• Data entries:
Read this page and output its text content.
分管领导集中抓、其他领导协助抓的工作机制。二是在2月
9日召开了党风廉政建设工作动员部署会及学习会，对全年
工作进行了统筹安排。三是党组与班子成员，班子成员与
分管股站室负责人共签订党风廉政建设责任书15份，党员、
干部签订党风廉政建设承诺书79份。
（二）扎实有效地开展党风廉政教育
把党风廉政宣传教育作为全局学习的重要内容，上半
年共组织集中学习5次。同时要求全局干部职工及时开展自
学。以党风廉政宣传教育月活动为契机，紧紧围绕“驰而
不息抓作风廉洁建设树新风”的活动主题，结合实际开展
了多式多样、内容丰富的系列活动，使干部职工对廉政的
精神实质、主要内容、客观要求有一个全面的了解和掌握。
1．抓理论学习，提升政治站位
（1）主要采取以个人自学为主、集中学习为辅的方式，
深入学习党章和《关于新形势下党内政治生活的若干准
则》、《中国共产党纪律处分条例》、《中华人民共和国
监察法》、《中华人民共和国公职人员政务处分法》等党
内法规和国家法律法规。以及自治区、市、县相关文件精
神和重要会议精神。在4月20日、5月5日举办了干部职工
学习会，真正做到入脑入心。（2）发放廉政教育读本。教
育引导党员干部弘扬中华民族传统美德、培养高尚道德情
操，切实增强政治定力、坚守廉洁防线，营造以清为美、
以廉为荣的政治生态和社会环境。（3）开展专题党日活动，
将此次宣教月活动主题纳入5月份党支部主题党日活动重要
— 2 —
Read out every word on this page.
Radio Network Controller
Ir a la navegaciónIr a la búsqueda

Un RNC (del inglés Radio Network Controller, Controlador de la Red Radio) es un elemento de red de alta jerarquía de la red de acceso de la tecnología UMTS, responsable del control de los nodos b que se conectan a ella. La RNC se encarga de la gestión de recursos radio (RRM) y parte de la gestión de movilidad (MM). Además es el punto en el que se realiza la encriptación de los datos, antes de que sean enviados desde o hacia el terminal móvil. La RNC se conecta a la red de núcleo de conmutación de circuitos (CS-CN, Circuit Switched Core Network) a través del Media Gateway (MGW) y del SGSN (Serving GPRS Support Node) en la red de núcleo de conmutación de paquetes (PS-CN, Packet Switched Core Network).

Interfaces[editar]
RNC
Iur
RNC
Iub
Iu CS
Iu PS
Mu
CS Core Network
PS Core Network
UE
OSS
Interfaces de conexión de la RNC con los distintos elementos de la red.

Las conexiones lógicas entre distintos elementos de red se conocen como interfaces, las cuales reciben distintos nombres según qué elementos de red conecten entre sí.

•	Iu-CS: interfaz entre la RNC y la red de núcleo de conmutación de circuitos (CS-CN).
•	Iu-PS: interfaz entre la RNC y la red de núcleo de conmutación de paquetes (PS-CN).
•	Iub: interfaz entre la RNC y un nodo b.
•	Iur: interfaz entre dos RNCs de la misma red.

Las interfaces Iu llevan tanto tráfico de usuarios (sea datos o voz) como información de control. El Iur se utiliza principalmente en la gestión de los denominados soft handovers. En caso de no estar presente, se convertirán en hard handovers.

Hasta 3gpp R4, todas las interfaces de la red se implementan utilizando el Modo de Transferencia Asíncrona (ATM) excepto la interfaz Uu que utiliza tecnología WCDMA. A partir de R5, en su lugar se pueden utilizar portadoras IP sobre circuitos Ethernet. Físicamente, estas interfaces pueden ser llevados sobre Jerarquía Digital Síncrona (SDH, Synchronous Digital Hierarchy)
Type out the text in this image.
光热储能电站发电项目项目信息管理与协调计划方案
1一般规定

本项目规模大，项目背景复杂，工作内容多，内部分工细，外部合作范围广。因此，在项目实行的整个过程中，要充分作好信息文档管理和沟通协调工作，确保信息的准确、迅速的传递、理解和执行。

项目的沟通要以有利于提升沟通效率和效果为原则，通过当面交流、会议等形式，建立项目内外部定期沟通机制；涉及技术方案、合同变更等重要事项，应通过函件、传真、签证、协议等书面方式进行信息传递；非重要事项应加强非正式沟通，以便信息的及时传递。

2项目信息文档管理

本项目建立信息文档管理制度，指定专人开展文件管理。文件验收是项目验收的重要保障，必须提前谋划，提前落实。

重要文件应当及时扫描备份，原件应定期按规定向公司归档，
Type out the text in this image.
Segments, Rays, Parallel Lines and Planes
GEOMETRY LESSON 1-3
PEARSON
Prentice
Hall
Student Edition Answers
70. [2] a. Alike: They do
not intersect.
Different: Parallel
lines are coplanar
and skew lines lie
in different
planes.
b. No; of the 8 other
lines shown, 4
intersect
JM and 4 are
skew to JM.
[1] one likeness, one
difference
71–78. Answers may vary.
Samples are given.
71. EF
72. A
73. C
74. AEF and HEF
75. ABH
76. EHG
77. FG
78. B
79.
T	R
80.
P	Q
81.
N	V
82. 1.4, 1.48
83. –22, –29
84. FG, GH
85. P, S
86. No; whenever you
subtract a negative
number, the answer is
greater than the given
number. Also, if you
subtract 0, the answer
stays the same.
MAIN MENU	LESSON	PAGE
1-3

• Written task:
Print again each line of the listing above, exactly as it appears.

• Correct answer:
Read this page and output its text content.
分管领导集中抓、其他领导协助抓的工作机制。二是在2月
9日召开了党风廉政建设工作动员部署会及学习会，对全年
工作进行了统筹安排。三是党组与班子成员，班子成员与
分管股站室负责人共签订党风廉政建设责任书15份，党员、
干部签订党风廉政建设承诺书79份。
（二）扎实有效地开展党风廉政教育
把党风廉政宣传教育作为全局学习的重要内容，上半
年共组织集中学习5次。同时要求全局干部职工及时开展自
学。以党风廉政宣传教育月活动为契机，紧紧围绕“驰而
不息抓作风廉洁建设树新风”的活动主题，结合实际开展
了多式多样、内容丰富的系列活动，使干部职工对廉政的
精神实质、主要内容、客观要求有一个全面的了解和掌握。
1．抓理论学习，提升政治站位
（1）主要采取以个人自学为主、集中学习为辅的方式，
深入学习党章和《关于新形势下党内政治生活的若干准
则》、《中国共产党纪律处分条例》、《中华人民共和国
监察法》、《中华人民共和国公职人员政务处分法》等党
内法规和国家法律法规。以及自治区、市、县相关文件精
神和重要会议精神。在4月20日、5月5日举办了干部职工
学习会，真正做到入脑入心。（2）发放廉政教育读本。教
育引导党员干部弘扬中华民族传统美德、培养高尚道德情
操，切实增强政治定力、坚守廉洁防线，营造以清为美、
以廉为荣的政治生态和社会环境。（3）开展专题党日活动，
将此次宣教月活动主题纳入5月份党支部主题党日活动重要
— 2 —
Read out every word on this page.
Radio Network Controller
Ir a la navegaciónIr a la búsqueda

Un RNC (del inglés Radio Network Controller, Controlador de la Red Radio) es un elemento de red de alta jerarquía de la red de acceso de la tecnología UMTS, responsable del control de los nodos b que se conectan a ella. La RNC se encarga de la gestión de recursos radio (RRM) y parte de la gestión de movilidad (MM). Además es el punto en el que se realiza la encriptación de los datos, antes de que sean enviados desde o hacia el terminal móvil. La RNC se conecta a la red de núcleo de conmutación de circuitos (CS-CN, Circuit Switched Core Network) a través del Media Gateway (MGW) y del SGSN (Serving GPRS Support Node) en la red de núcleo de conmutación de paquetes (PS-CN, Packet Switched Core Network).

Interfaces[editar]
RNC
Iur
RNC
Iub
Iu CS
Iu PS
Mu
CS Core Network
PS Core Network
UE
OSS
Interfaces de conexión de la RNC con los distintos elementos de la red.

Las conexiones lógicas entre distintos elementos de red se conocen como interfaces, las cuales reciben distintos nombres según qué elementos de red conecten entre sí.

•	Iu-CS: interfaz entre la RNC y la red de núcleo de conmutación de circuitos (CS-CN).
•	Iu-PS: interfaz entre la RNC y la red de núcleo de conmutación de paquetes (PS-CN).
•	Iub: interfaz entre la RNC y un nodo b.
•	Iur: interfaz entre dos RNCs de la misma red.

Las interfaces Iu llevan tanto tráfico de usuarios (sea datos o voz) como información de control. El Iur se utiliza principalmente en la gestión de los denominados soft handovers. En caso de no estar presente, se convertirán en hard handovers.

Hasta 3gpp R4, todas las interfaces de la red se implementan utilizando el Modo de Transferencia Asíncrona (ATM) excepto la interfaz Uu que utiliza tecnología WCDMA. A partir de R5, en su lugar se pueden utilizar portadoras IP sobre circuitos Ethernet. Físicamente, estas interfaces pueden ser llevados sobre Jerarquía Digital Síncrona (SDH, Synchronous Digital Hierarchy)
Type out the text in this image.
光热储能电站发电项目项目信息管理与协调计划方案
1一般规定

本项目规模大，项目背景复杂，工作内容多，内部分工细，外部合作范围广。因此，在项目实行的整个过程中，要充分作好信息文档管理和沟通协调工作，确保信息的准确、迅速的传递、理解和执行。

项目的沟通要以有利于提升沟通效率和效果为原则，通过当面交流、会议等形式，建立项目内外部定期沟通机制；涉及技术方案、合同变更等重要事项，应通过函件、传真、签证、协议等书面方式进行信息传递；非重要事项应加强非正式沟通，以便信息的及时传递。

2项目信息文档管理

本项目建立信息文档管理制度，指定专人开展文件管理。文件验收是项目验收的重要保障，必须提前谋划，提前落实。

重要文件应当及时扫描备份，原件应定期按规定向公司归档，
Type out the text in this image.
Segments, Rays, Parallel Lines and Planes
GEOMETRY LESSON 1-3
PEARSON
Prentice
Hall
Student Edition Answers
70. [2] a. Alike: They do
not intersect.
Different: Parallel
lines are coplanar
and skew lines lie
in different
planes.
b. No; of the 8 other
lines shown, 4
intersect
JM and 4 are
skew to JM.
[1] one likeness, one
difference
71–78. Answers may vary.
Samples are given.
71. EF
72. A
73. C
74. AEF and HEF
75. ABH
76. EHG
77. FG
78. B
79.
T	R
80.
P	Q
81.
N	V
82. 1.4, 1.48
83. –22, –29
84. FG, GH
85. P, S
86. No; whenever you
subtract a negative
number, the answer is
greater than the given
number. Also, if you
subtract 0, the answer
stays the same.
MAIN MENU	LESSON	PAGE
1-3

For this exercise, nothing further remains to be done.